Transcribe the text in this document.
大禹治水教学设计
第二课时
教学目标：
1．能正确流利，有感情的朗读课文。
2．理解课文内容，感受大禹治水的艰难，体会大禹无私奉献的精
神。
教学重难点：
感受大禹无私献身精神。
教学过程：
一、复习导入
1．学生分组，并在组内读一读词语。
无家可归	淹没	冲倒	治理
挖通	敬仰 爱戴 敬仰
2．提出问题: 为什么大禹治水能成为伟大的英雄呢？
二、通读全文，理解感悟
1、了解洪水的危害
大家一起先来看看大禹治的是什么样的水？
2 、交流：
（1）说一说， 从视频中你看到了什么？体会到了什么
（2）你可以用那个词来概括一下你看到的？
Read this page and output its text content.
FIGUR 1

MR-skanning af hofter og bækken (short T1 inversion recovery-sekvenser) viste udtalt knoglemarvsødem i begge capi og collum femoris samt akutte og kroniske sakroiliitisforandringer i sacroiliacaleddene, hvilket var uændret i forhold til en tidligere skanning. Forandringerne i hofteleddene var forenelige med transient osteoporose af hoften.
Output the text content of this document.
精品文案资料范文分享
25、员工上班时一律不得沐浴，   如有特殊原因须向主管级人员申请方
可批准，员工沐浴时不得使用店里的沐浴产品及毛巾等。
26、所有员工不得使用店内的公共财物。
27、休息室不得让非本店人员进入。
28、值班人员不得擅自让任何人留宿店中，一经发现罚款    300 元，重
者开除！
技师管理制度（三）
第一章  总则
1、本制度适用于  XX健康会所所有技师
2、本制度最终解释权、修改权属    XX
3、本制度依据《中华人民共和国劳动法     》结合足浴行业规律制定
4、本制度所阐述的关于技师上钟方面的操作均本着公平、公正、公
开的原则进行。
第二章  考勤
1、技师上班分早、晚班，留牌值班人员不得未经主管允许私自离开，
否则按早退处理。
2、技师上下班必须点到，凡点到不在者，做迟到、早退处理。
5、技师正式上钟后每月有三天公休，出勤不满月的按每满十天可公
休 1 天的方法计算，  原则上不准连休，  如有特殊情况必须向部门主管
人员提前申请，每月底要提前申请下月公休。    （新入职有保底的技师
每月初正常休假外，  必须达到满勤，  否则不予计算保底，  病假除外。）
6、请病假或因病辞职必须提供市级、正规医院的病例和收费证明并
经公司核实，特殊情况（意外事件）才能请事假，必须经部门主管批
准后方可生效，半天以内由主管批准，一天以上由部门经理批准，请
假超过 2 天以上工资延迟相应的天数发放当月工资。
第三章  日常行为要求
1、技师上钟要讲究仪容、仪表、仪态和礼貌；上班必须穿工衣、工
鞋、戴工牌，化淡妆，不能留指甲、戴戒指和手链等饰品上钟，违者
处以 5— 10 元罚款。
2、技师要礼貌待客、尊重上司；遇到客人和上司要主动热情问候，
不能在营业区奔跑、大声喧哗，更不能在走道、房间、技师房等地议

^^^^^^^^^^^^^^^^

DIRECTIONS FOR THIS TASK ::
Give all the records again. Match them exactly.

RESPONSE ::
Transcribe the text in this document.
大禹治水教学设计
第二课时
教学目标：
1．能正确流利，有感情的朗读课文。
2．理解课文内容，感受大禹治水的艰难，体会大禹无私奉献的精
神。
教学重难点：
感受大禹无私献身精神。
教学过程：
一、复习导入
1．学生分组，并在组内读一读词语。
无家可归	淹没	冲倒	治理
挖通	敬仰 爱戴 敬仰
2．提出问题: 为什么大禹治水能成为伟大的英雄呢？
二、通读全文，理解感悟
1、了解洪水的危害
大家一起先来看看大禹治的是什么样的水？
2 、交流：
（1）说一说， 从视频中你看到了什么？体会到了什么
（2）你可以用那个词来概括一下你看到的？
Read this page and output its text content.
FIGUR 1

MR-skanning af hofter og bækken (short T1 inversion recovery-sekvenser) viste udtalt knoglemarvsødem i begge capi og collum femoris samt akutte og kroniske sakroiliitisforandringer i sacroiliacaleddene, hvilket var uændret i forhold til en tidligere skanning. Forandringerne i hofteleddene var forenelige med transient osteoporose af hoften.
Output the text content of this document.
精品文案资料范文分享
25、员工上班时一律不得沐浴，   如有特殊原因须向主管级人员申请方
可批准，员工沐浴时不得使用店里的沐浴产品及毛巾等。
26、所有员工不得使用店内的公共财物。
27、休息室不得让非本店人员进入。
28、值班人员不得擅自让任何人留宿店中，一经发现罚款    300 元，重
者开除！
技师管理制度（三）
第一章  总则
1、本制度适用于  XX健康会所所有技师
2、本制度最终解释权、修改权属    XX
3、本制度依据《中华人民共和国劳动法     》结合足浴行业规律制定
4、本制度所阐述的关于技师上钟方面的操作均本着公平、公正、公
开的原则进行。
第二章  考勤
1、技师上班分早、晚班，留牌值班人员不得未经主管允许私自离开，
否则按早退处理。
2、技师上下班必须点到，凡点到不在者，做迟到、早退处理。
5、技师正式上钟后每月有三天公休，出勤不满月的按每满十天可公
休 1 天的方法计算，  原则上不准连休，  如有特殊情况必须向部门主管
人员提前申请，每月底要提前申请下月公休。    （新入职有保底的技师
每月初正常休假外，  必须达到满勤，  否则不予计算保底，  病假除外。）
6、请病假或因病辞职必须提供市级、正规医院的病例和收费证明并
经公司核实，特殊情况（意外事件）才能请事假，必须经部门主管批
准后方可生效，半天以内由主管批准，一天以上由部门经理批准，请
假超过 2 天以上工资延迟相应的天数发放当月工资。
第三章  日常行为要求
1、技师上钟要讲究仪容、仪表、仪态和礼貌；上班必须穿工衣、工
鞋、戴工牌，化淡妆，不能留指甲、戴戒指和手链等饰品上钟，违者
处以 5— 10 元罚款。
2、技师要礼貌待客、尊重上司；遇到客人和上司要主动热情问候，
不能在营业区奔跑、大声喧哗，更不能在走道、房间、技师房等地议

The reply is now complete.